[Begin Dataset entries]

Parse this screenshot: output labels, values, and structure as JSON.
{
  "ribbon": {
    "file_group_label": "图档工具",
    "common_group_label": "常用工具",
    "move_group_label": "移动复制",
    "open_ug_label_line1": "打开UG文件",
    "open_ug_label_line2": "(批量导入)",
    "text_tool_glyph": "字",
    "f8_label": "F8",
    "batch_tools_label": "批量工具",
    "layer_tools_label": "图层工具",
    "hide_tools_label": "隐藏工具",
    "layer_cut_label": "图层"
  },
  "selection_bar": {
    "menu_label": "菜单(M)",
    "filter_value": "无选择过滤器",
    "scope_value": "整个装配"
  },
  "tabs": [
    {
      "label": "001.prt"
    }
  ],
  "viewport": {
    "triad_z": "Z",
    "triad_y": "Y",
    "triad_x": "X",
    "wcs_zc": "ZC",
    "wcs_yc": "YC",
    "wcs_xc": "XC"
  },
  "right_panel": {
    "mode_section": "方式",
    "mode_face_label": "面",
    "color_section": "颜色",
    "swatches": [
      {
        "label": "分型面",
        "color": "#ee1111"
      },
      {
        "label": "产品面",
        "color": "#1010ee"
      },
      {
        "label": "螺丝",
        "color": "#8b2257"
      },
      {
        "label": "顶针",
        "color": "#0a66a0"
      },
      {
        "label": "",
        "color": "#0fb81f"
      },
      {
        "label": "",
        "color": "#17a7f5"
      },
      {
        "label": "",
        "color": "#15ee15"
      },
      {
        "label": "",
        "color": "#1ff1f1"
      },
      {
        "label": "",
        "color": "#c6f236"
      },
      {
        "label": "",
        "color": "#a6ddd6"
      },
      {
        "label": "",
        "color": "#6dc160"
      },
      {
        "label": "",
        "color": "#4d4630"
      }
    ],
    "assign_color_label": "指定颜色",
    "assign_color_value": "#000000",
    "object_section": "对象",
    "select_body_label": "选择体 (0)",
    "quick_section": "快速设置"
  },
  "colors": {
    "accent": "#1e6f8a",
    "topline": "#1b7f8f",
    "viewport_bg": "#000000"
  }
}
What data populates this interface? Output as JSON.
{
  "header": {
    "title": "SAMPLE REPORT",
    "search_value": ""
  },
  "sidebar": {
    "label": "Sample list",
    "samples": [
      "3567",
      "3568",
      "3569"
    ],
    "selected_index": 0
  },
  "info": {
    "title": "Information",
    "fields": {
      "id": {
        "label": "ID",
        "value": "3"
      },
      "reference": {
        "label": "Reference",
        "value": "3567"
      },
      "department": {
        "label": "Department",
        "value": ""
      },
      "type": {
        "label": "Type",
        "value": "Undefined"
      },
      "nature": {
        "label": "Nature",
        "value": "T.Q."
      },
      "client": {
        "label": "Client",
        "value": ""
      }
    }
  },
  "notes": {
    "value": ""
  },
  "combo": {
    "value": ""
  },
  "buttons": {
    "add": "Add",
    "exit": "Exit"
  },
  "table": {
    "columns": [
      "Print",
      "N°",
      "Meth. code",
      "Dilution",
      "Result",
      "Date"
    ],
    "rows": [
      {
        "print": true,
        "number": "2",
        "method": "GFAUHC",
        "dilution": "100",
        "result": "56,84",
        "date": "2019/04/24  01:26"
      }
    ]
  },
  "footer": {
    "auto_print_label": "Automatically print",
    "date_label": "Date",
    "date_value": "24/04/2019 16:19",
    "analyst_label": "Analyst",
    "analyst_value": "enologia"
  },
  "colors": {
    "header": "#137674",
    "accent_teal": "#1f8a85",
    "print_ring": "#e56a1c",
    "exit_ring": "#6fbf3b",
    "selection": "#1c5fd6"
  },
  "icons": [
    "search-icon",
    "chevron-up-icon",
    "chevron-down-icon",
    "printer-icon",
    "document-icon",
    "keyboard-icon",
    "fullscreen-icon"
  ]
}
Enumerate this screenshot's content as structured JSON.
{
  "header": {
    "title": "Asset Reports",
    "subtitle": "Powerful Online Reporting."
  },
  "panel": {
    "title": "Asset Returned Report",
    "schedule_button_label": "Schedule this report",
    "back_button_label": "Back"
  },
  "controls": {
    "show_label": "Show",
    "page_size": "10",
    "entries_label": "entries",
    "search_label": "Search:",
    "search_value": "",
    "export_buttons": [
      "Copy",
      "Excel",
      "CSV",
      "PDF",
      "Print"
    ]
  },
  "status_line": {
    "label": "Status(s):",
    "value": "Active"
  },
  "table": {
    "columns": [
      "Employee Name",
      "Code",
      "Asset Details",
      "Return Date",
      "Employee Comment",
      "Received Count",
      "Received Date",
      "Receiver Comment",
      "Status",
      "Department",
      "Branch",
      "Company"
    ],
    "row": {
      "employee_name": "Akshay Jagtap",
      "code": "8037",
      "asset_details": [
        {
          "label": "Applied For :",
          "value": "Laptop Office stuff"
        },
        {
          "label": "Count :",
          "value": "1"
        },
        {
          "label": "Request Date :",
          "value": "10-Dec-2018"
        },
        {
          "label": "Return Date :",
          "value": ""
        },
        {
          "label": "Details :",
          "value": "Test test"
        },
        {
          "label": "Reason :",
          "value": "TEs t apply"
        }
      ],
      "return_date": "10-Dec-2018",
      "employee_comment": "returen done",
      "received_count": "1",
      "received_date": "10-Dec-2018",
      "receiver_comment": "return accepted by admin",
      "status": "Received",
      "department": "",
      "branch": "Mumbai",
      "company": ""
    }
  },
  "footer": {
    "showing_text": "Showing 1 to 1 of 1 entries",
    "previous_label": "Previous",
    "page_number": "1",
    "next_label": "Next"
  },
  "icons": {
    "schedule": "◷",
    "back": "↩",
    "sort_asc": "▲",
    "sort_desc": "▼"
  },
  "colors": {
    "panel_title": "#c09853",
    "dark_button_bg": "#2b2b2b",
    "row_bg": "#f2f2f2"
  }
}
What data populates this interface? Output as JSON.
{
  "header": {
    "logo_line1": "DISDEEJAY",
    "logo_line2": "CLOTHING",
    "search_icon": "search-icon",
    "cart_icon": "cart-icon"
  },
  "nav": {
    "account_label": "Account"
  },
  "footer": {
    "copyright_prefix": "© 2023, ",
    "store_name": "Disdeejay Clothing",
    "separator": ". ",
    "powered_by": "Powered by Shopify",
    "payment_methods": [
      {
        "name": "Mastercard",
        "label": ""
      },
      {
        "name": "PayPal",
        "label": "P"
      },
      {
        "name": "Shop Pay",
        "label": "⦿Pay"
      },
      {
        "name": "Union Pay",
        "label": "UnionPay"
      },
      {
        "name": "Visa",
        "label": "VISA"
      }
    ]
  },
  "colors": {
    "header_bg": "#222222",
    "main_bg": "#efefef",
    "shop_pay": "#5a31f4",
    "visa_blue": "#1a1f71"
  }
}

[End Dataset entries]

- _Objective_
Write out all the lines again, exactly as they are.

- _Output for this task_
Parse this screenshot: output labels, values, and structure as JSON.
{
  "ribbon": {
    "file_group_label": "图档工具",
    "common_group_label": "常用工具",
    "move_group_label": "移动复制",
    "open_ug_label_line1": "打开UG文件",
    "open_ug_label_line2": "(批量导入)",
    "text_tool_glyph": "字",
    "f8_label": "F8",
    "batch_tools_label": "批量工具",
    "layer_tools_label": "图层工具",
    "hide_tools_label": "隐藏工具",
    "layer_cut_label": "图层"
  },
  "selection_bar": {
    "menu_label": "菜单(M)",
    "filter_value": "无选择过滤器",
    "scope_value": "整个装配"
  },
  "tabs": [
    {
      "label": "001.prt"
    }
  ],
  "viewport": {
    "triad_z": "Z",
    "triad_y": "Y",
    "triad_x": "X",
    "wcs_zc": "ZC",
    "wcs_yc": "YC",
    "wcs_xc": "XC"
  },
  "right_panel": {
    "mode_section": "方式",
    "mode_face_label": "面",
    "color_section": "颜色",
    "swatches": [
      {
        "label": "分型面",
        "color": "#ee1111"
      },
      {
        "label": "产品面",
        "color": "#1010ee"
      },
      {
        "label": "螺丝",
        "color": "#8b2257"
      },
      {
        "label": "顶针",
        "color": "#0a66a0"
      },
      {
        "label": "",
        "color": "#0fb81f"
      },
      {
        "label": "",
        "color": "#17a7f5"
      },
      {
        "label": "",
        "color": "#15ee15"
      },
      {
        "label": "",
        "color": "#1ff1f1"
      },
      {
        "label": "",
        "color": "#c6f236"
      },
      {
        "label": "",
        "color": "#a6ddd6"
      },
      {
        "label": "",
        "color": "#6dc160"
      },
      {
        "label": "",
        "color": "#4d4630"
      }
    ],
    "assign_color_label": "指定颜色",
    "assign_color_value": "#000000",
    "object_section": "对象",
    "select_body_label": "选择体 (0)",
    "quick_section": "快速设置"
  },
  "colors": {
    "accent": "#1e6f8a",
    "topline": "#1b7f8f",
    "viewport_bg": "#000000"
  }
}
What data populates this interface? Output as JSON.
{
  "header": {
    "title": "SAMPLE REPORT",
    "search_value": ""
  },
  "sidebar": {
    "label": "Sample list",
    "samples": [
      "3567",
      "3568",
      "3569"
    ],
    "selected_index": 0
  },
  "info": {
    "title": "Information",
    "fields": {
      "id": {
        "label": "ID",
        "value": "3"
      },
      "reference": {
        "label": "Reference",
        "value": "3567"
      },
      "department": {
        "label": "Department",
        "value": ""
      },
      "type": {
        "label": "Type",
        "value": "Undefined"
      },
      "nature": {
        "label": "Nature",
        "value": "T.Q."
      },
      "client": {
        "label": "Client",
        "value": ""
      }
    }
  },
  "notes": {
    "value": ""
  },
  "combo": {
    "value": ""
  },
  "buttons": {
    "add": "Add",
    "exit": "Exit"
  },
  "table": {
    "columns": [
      "Print",
      "N°",
      "Meth. code",
      "Dilution",
      "Result",
      "Date"
    ],
    "rows": [
      {
        "print": true,
        "number": "2",
        "method": "GFAUHC",
        "dilution": "100",
        "result": "56,84",
        "date": "2019/04/24  01:26"
      }
    ]
  },
  "footer": {
    "auto_print_label": "Automatically print",
    "date_label": "Date",
    "date_value": "24/04/2019 16:19",
    "analyst_label": "Analyst",
    "analyst_value": "enologia"
  },
  "colors": {
    "header": "#137674",
    "accent_teal": "#1f8a85",
    "print_ring": "#e56a1c",
    "exit_ring": "#6fbf3b",
    "selection": "#1c5fd6"
  },
  "icons": [
    "search-icon",
    "chevron-up-icon",
    "chevron-down-icon",
    "printer-icon",
    "document-icon",
    "keyboard-icon",
    "fullscreen-icon"
  ]
}
Enumerate this screenshot's content as structured JSON.
{
  "header": {
    "title": "Asset Reports",
    "subtitle": "Powerful Online Reporting."
  },
  "panel": {
    "title": "Asset Returned Report",
    "schedule_button_label": "Schedule this report",
    "back_button_label": "Back"
  },
  "controls": {
    "show_label": "Show",
    "page_size": "10",
    "entries_label": "entries",
    "search_label": "Search:",
    "search_value": "",
    "export_buttons": [
      "Copy",
      "Excel",
      "CSV",
      "PDF",
      "Print"
    ]
  },
  "status_line": {
    "label": "Status(s):",
    "value": "Active"
  },
  "table": {
    "columns": [
      "Employee Name",
      "Code",
      "Asset Details",
      "Return Date",
      "Employee Comment",
      "Received Count",
      "Received Date",
      "Receiver Comment",
      "Status",
      "Department",
      "Branch",
      "Company"
    ],
    "row": {
      "employee_name": "Akshay Jagtap",
      "code": "8037",
      "asset_details": [
        {
          "label": "Applied For :",
          "value": "Laptop Office stuff"
        },
        {
          "label": "Count :",
          "value": "1"
        },
        {
          "label": "Request Date :",
          "value": "10-Dec-2018"
        },
        {
          "label": "Return Date :",
          "value": ""
        },
        {
          "label": "Details :",
          "value": "Test test"
        },
        {
          "label": "Reason :",
          "value": "TEs t apply"
        }
      ],
      "return_date": "10-Dec-2018",
      "employee_comment": "returen done",
      "received_count": "1",
      "received_date": "10-Dec-2018",
      "receiver_comment": "return accepted by admin",
      "status": "Received",
      "department": "",
      "branch": "Mumbai",
      "company": ""
    }
  },
  "footer": {
    "showing_text": "Showing 1 to 1 of 1 entries",
    "previous_label": "Previous",
    "page_number": "1",
    "next_label": "Next"
  },
  "icons": {
    "schedule": "◷",
    "back": "↩",
    "sort_asc": "▲",
    "sort_desc": "▼"
  },
  "colors": {
    "panel_title": "#c09853",
    "dark_button_bg": "#2b2b2b",
    "row_bg": "#f2f2f2"
  }
}
What data populates this interface? Output as JSON.
{
  "header": {
    "logo_line1": "DISDEEJAY",
    "logo_line2": "CLOTHING",
    "search_icon": "search-icon",
    "cart_icon": "cart-icon"
  },
  "nav": {
    "account_label": "Account"
  },
  "footer": {
    "copyright_prefix": "© 2023, ",
    "store_name": "Disdeejay Clothing",
    "separator": ". ",
    "powered_by": "Powered by Shopify",
    "payment_methods": [
      {
        "name": "Mastercard",
        "label": ""
      },
      {
        "name": "PayPal",
        "label": "P"
      },
      {
        "name": "Shop Pay",
        "label": "⦿Pay"
      },
      {
        "name": "Union Pay",
        "label": "UnionPay"
      },
      {
        "name": "Visa",
        "label": "VISA"
      }
    ]
  },
  "colors": {
    "header_bg": "#222222",
    "main_bg": "#efefef",
    "shop_pay": "#5a31f4",
    "visa_blue": "#1a1f71"
  }
}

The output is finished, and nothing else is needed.